=== MATERIAL FOR THIS TASK ===
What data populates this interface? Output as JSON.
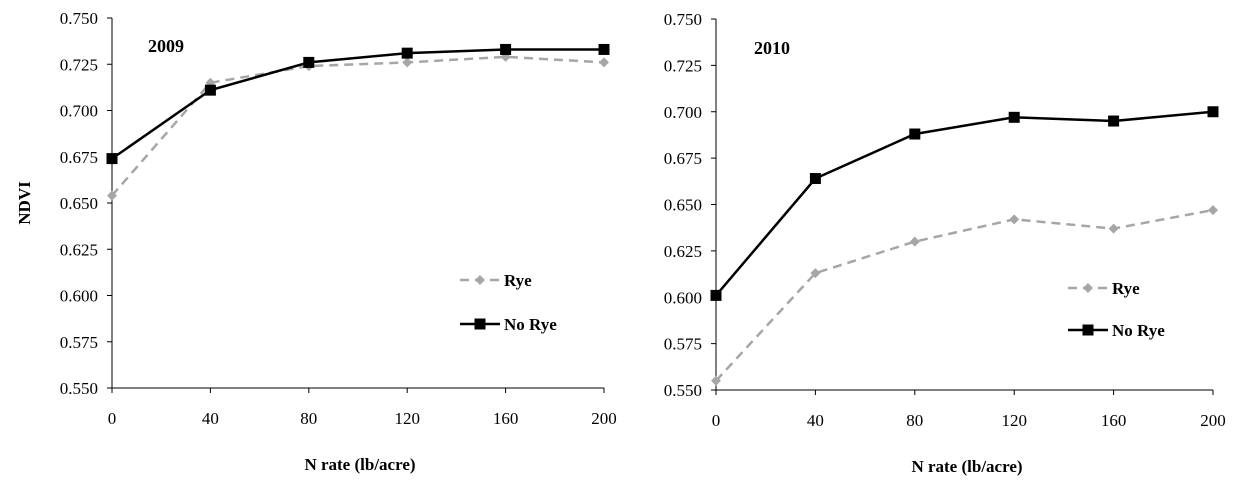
{
  "chart_data": [
    {
      "type": "line",
      "title": "2009",
      "xlabel": "N rate (lb/acre)",
      "ylabel": "NDVI",
      "x": [
        0,
        40,
        80,
        120,
        160,
        200
      ],
      "xlim": [
        0,
        200
      ],
      "ylim": [
        0.55,
        0.75
      ],
      "xticks": [
        "0",
        "40",
        "80",
        "120",
        "160",
        "200"
      ],
      "yticks": [
        "0.550",
        "0.575",
        "0.600",
        "0.625",
        "0.650",
        "0.675",
        "0.700",
        "0.725",
        "0.750"
      ],
      "legend_position": "bottom-right",
      "series": [
        {
          "name": "Rye",
          "values": [
            0.654,
            0.715,
            0.724,
            0.726,
            0.729,
            0.726
          ],
          "color": "#a6a6a6",
          "dash": true,
          "marker": "diamond"
        },
        {
          "name": "No Rye",
          "values": [
            0.674,
            0.711,
            0.726,
            0.731,
            0.733,
            0.733
          ],
          "color": "#000000",
          "dash": false,
          "marker": "square"
        }
      ]
    },
    {
      "type": "line",
      "title": "2010",
      "xlabel": "N rate (lb/acre)",
      "ylabel": "",
      "x": [
        0,
        40,
        80,
        120,
        160,
        200
      ],
      "xlim": [
        0,
        200
      ],
      "ylim": [
        0.55,
        0.75
      ],
      "xticks": [
        "0",
        "40",
        "80",
        "120",
        "160",
        "200"
      ],
      "yticks": [
        "0.550",
        "0.575",
        "0.600",
        "0.625",
        "0.650",
        "0.675",
        "0.700",
        "0.725",
        "0.750"
      ],
      "legend_position": "bottom-right",
      "series": [
        {
          "name": "Rye",
          "values": [
            0.555,
            0.613,
            0.63,
            0.642,
            0.637,
            0.647
          ],
          "color": "#a6a6a6",
          "dash": true,
          "marker": "diamond"
        },
        {
          "name": "No Rye",
          "values": [
            0.601,
            0.664,
            0.688,
            0.697,
            0.695,
            0.7
          ],
          "color": "#000000",
          "dash": false,
          "marker": "square"
        }
      ]
    }
  ]
}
===
_WHAT YOU NEED TO DO_.
Extract the text of all the records above verbatim, excluding pictures.

_ANSWER FOR THIS EXERCISE_.
What data populates this interface? Output as JSON.
{
  "chart_data": [
    {
      "type": "line",
      "title": "2009",
      "xlabel": "N rate (lb/acre)",
      "ylabel": "NDVI",
      "x": [
        0,
        40,
        80,
        120,
        160,
        200
      ],
      "xlim": [
        0,
        200
      ],
      "ylim": [
        0.55,
        0.75
      ],
      "xticks": [
        "0",
        "40",
        "80",
        "120",
        "160",
        "200"
      ],
      "yticks": [
        "0.550",
        "0.575",
        "0.600",
        "0.625",
        "0.650",
        "0.675",
        "0.700",
        "0.725",
        "0.750"
      ],
      "legend_position": "bottom-right",
      "series": [
        {
          "name": "Rye",
          "values": [
            0.654,
            0.715,
            0.724,
            0.726,
            0.729,
            0.726
          ],
          "color": "#a6a6a6",
          "dash": true,
          "marker": "diamond"
        },
        {
          "name": "No Rye",
          "values": [
            0.674,
            0.711,
            0.726,
            0.731,
            0.733,
            0.733
          ],
          "color": "#000000",
          "dash": false,
          "marker": "square"
        }
      ]
    },
    {
      "type": "line",
      "title": "2010",
      "xlabel": "N rate (lb/acre)",
      "ylabel": "",
      "x": [
        0,
        40,
        80,
        120,
        160,
        200
      ],
      "xlim": [
        0,
        200
      ],
      "ylim": [
        0.55,
        0.75
      ],
      "xticks": [
        "0",
        "40",
        "80",
        "120",
        "160",
        "200"
      ],
      "yticks": [
        "0.550",
        "0.575",
        "0.600",
        "0.625",
        "0.650",
        "0.675",
        "0.700",
        "0.725",
        "0.750"
      ],
      "legend_position": "bottom-right",
      "series": [
        {
          "name": "Rye",
          "values": [
            0.555,
            0.613,
            0.63,
            0.642,
            0.637,
            0.647
          ],
          "color": "#a6a6a6",
          "dash": true,
          "marker": "diamond"
        },
        {
          "name": "No Rye",
          "values": [
            0.601,
            0.664,
            0.688,
            0.697,
            0.695,
            0.7
          ],
          "color": "#000000",
          "dash": false,
          "marker": "square"
        }
      ]
    }
  ]
}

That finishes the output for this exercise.